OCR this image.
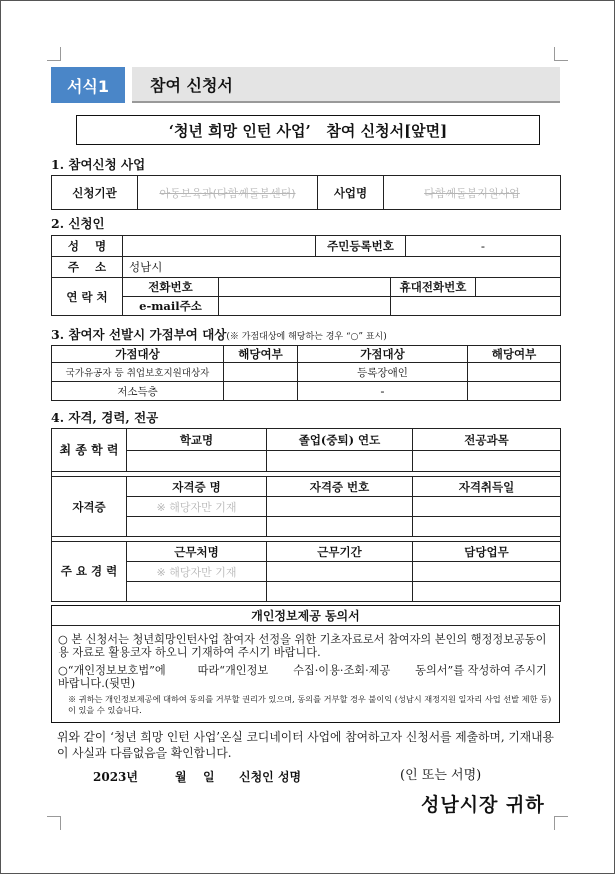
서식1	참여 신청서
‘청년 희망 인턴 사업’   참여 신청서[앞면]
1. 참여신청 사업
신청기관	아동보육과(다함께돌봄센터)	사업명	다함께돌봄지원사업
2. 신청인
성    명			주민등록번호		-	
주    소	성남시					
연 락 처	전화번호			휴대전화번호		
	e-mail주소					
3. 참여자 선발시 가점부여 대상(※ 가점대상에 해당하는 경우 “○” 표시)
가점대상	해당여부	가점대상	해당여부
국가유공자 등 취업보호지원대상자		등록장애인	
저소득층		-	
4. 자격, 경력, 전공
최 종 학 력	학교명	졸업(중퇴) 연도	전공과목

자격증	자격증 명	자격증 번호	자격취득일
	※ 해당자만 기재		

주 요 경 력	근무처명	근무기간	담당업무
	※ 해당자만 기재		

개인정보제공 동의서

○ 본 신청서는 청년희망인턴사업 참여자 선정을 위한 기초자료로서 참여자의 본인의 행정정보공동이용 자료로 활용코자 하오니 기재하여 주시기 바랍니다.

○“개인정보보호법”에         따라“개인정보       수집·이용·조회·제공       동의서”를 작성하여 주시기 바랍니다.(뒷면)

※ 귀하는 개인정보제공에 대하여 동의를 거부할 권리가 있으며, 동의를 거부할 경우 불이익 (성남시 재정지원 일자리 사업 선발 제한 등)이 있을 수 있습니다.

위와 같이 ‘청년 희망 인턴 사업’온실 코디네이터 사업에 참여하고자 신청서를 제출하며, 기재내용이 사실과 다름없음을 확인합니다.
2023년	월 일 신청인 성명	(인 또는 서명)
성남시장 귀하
------------
Requirement >>
Output every entry exactly as given; pictures are not part of the copy.

Correct response >>
OCR this image.
서식1	참여 신청서
‘청년 희망 인턴 사업’   참여 신청서[앞면]
1. 참여신청 사업
신청기관	아동보육과(다함께돌봄센터)	사업명	다함께돌봄지원사업
2. 신청인
성    명			주민등록번호		-	
주    소	성남시					
연 락 처	전화번호			휴대전화번호		
	e-mail주소					
3. 참여자 선발시 가점부여 대상(※ 가점대상에 해당하는 경우 “○” 표시)
가점대상	해당여부	가점대상	해당여부
국가유공자 등 취업보호지원대상자		등록장애인	
저소득층		-	
4. 자격, 경력, 전공
최 종 학 력	학교명	졸업(중퇴) 연도	전공과목

자격증	자격증 명	자격증 번호	자격취득일
	※ 해당자만 기재		

주 요 경 력	근무처명	근무기간	담당업무
	※ 해당자만 기재		

개인정보제공 동의서

○ 본 신청서는 청년희망인턴사업 참여자 선정을 위한 기초자료로서 참여자의 본인의 행정정보공동이용 자료로 활용코자 하오니 기재하여 주시기 바랍니다.

○“개인정보보호법”에         따라“개인정보       수집·이용·조회·제공       동의서”를 작성하여 주시기 바랍니다.(뒷면)

※ 귀하는 개인정보제공에 대하여 동의를 거부할 권리가 있으며, 동의를 거부할 경우 불이익 (성남시 재정지원 일자리 사업 선발 제한 등)이 있을 수 있습니다.

위와 같이 ‘청년 희망 인턴 사업’온실 코디네이터 사업에 참여하고자 신청서를 제출하며, 기재내용이 사실과 다름없음을 확인합니다.
2023년	월 일 신청인 성명	(인 또는 서명)
성남시장 귀하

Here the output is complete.